**WORK INSTRUCTIONS:**
In the data below, find every line with the string "grid" and pull it out.

**INFORMATION PROVIDED:**
________________________________________
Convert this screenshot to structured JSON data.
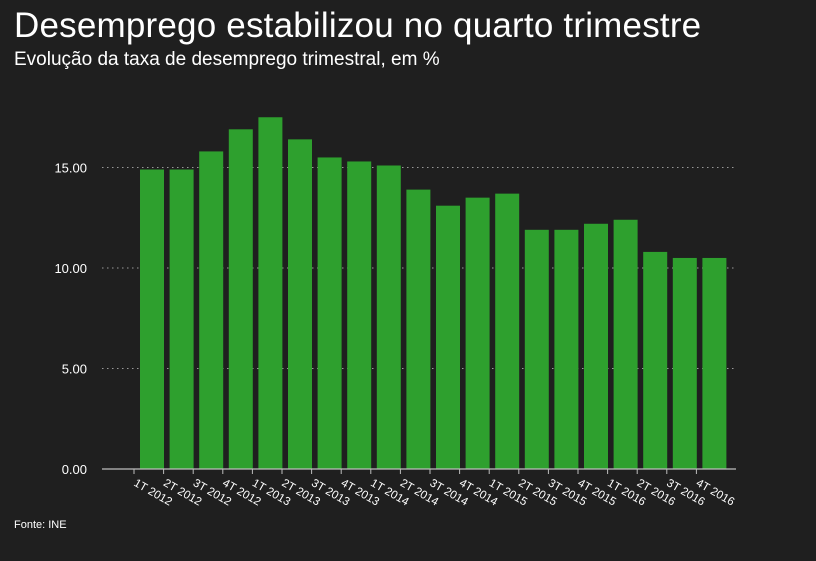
{
  "header": {
    "title": "Desemprego estabilizou no quarto trimestre",
    "subtitle": "Evolução da taxa de desemprego trimestral, em %"
  },
  "footer": {
    "source": "Fonte: INE"
  },
  "colors": {
    "background": "#1f1f1f",
    "bar": "#2ea02e",
    "text": "#ffffff",
    "grid": "#9a9a9a"
  },
  "chart_data": {
    "type": "bar",
    "title": "Desemprego estabilizou no quarto trimestre",
    "subtitle": "Evolução da taxa de desemprego trimestral, em %",
    "xlabel": "",
    "ylabel": "",
    "ylim": [
      0,
      18.5
    ],
    "yticks": [
      0,
      5,
      10,
      15
    ],
    "ytick_labels": [
      "0.00",
      "5.00",
      "10.00",
      "15.00"
    ],
    "grid": "horizontal-dotted",
    "categories": [
      "1T 2012",
      "2T 2012",
      "3T 2012",
      "4T 2012",
      "1T 2013",
      "2T 2013",
      "3T 2013",
      "4T 2013",
      "1T 2014",
      "2T 2014",
      "3T 2014",
      "4T 2014",
      "1T 2015",
      "2T 2015",
      "3T 2015",
      "4T 2015",
      "1T 2016",
      "2T 2016",
      "3T 2016",
      "4T 2016"
    ],
    "values": [
      14.9,
      14.9,
      15.8,
      16.9,
      17.5,
      16.4,
      15.5,
      15.3,
      15.1,
      13.9,
      13.1,
      13.5,
      13.7,
      11.9,
      11.9,
      12.2,
      12.4,
      10.8,
      10.5,
      10.5
    ]
  }
}
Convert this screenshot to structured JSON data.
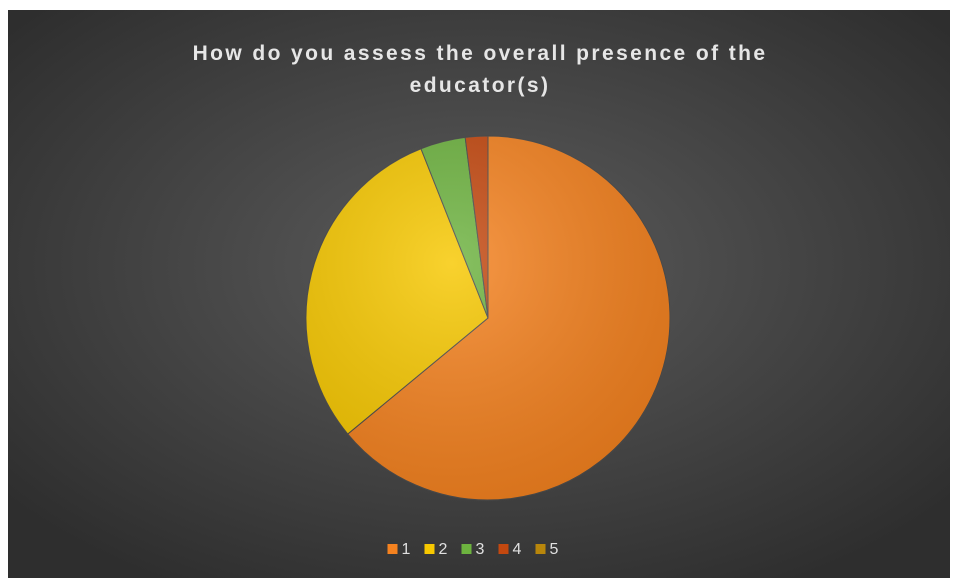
{
  "chart_data": {
    "type": "pie",
    "title": "How do you assess the overall presence of the educator(s)",
    "categories": [
      "1",
      "2",
      "3",
      "4",
      "5"
    ],
    "values": [
      64,
      30,
      4,
      2,
      0
    ],
    "colors": [
      "#f5821f",
      "#f7c800",
      "#6db33f",
      "#c4480f",
      "#b8860b"
    ],
    "legend": "bottom"
  }
}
________________________________________
**ANSWER BELOW:**
    "grid": "#9a9a9a"
    "grid": "horizontal-dotted",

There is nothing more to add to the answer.